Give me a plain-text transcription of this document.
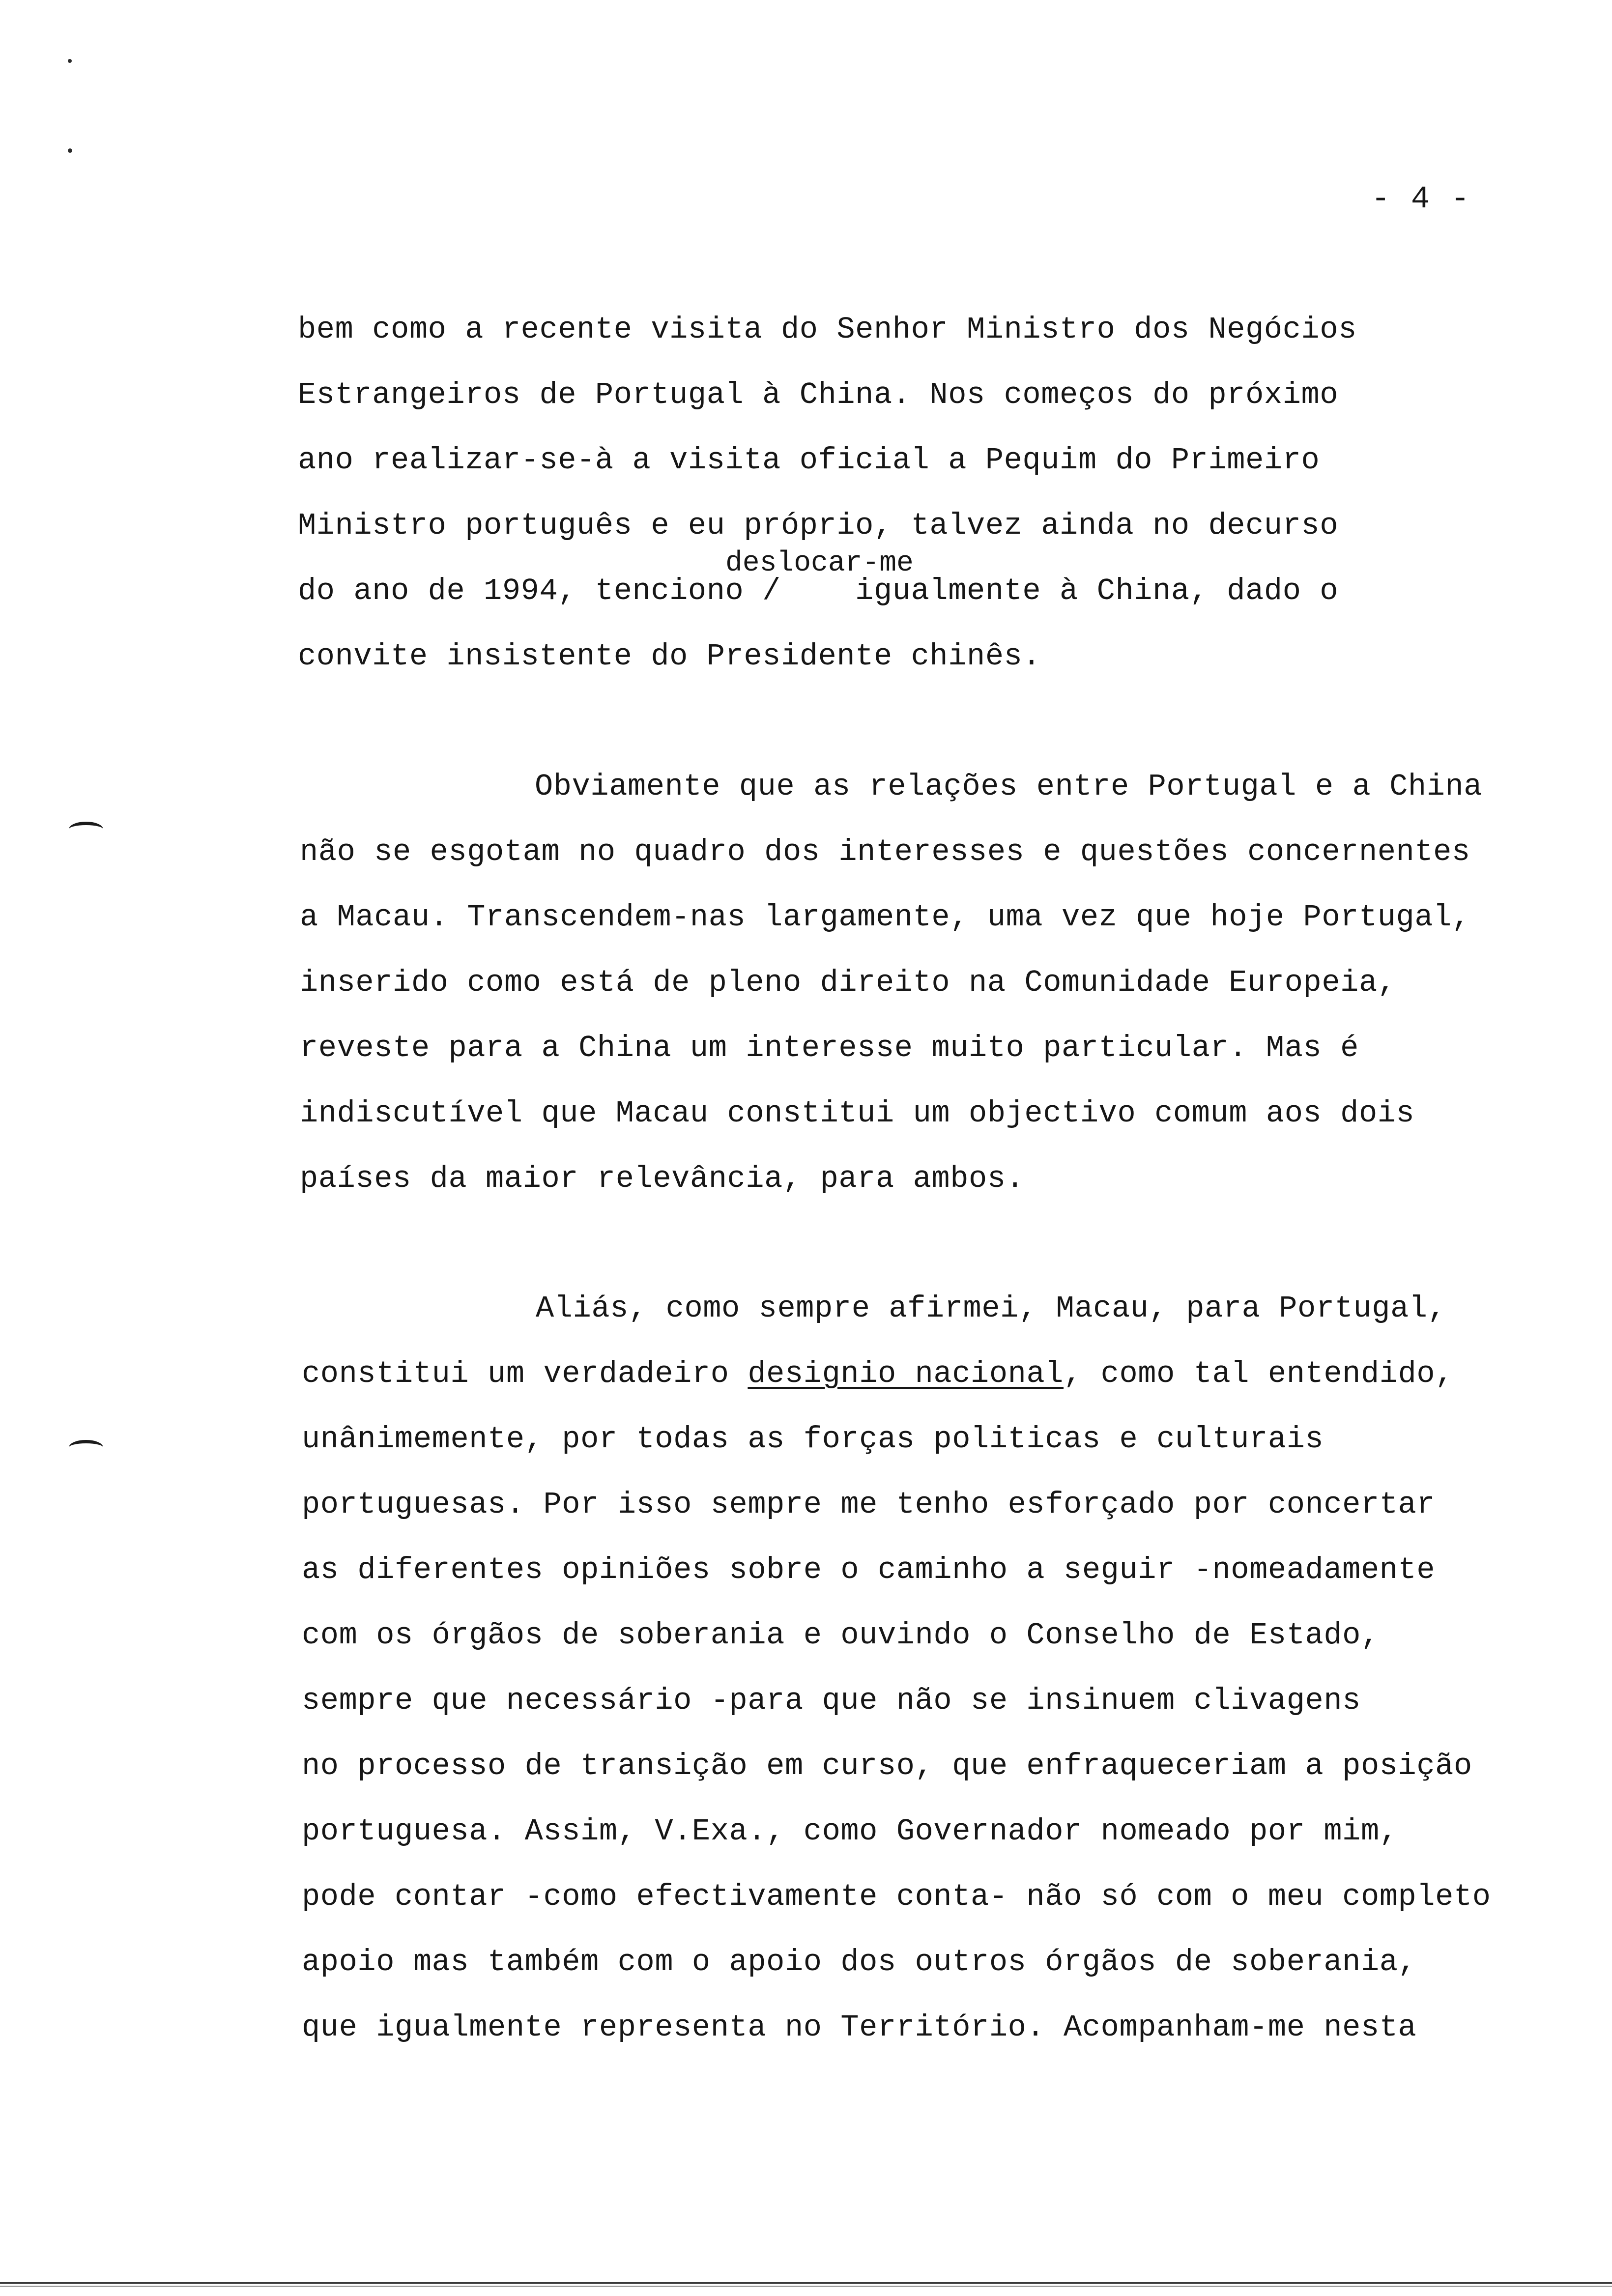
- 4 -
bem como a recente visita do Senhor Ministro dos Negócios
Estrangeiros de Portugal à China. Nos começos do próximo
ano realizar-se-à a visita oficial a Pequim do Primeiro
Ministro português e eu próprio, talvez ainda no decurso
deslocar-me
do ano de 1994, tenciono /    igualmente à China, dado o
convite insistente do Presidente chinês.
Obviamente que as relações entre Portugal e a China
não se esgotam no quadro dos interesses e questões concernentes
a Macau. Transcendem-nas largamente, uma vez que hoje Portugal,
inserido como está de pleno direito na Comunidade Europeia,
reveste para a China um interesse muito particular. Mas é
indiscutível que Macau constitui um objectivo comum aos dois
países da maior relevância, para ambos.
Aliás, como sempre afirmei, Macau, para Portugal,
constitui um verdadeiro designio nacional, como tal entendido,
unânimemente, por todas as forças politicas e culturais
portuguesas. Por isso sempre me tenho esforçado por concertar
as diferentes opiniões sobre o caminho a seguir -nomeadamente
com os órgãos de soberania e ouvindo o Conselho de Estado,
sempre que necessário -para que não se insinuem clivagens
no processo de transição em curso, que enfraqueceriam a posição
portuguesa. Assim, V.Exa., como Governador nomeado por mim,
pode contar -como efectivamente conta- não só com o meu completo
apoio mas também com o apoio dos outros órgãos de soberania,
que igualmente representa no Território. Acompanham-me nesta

* * *

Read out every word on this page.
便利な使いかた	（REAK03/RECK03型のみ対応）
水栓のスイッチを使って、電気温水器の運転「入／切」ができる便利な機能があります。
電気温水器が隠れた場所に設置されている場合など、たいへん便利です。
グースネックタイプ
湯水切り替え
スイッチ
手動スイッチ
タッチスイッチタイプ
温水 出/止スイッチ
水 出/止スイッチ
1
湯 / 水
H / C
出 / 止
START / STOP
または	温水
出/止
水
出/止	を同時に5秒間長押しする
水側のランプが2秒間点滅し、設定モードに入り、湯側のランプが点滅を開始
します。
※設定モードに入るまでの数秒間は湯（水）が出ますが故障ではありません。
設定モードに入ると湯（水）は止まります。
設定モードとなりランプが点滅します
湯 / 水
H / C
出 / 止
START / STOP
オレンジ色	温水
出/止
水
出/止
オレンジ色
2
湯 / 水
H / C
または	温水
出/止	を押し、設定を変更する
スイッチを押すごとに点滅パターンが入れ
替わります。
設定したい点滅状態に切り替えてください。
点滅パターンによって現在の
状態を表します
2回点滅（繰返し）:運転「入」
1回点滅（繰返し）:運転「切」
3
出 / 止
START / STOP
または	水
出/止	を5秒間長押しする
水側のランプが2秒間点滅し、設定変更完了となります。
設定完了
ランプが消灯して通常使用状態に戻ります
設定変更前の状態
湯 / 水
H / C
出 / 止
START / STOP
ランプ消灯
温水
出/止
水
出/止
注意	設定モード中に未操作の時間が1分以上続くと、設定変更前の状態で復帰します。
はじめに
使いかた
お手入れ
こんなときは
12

Written problem »
Copy out each line of the data containing the string "soberania".

Answer to this exercise »
com os órgãos de soberania e ouvindo o Conselho de Estado,
apoio mas também com o apoio dos outros órgãos de soberania,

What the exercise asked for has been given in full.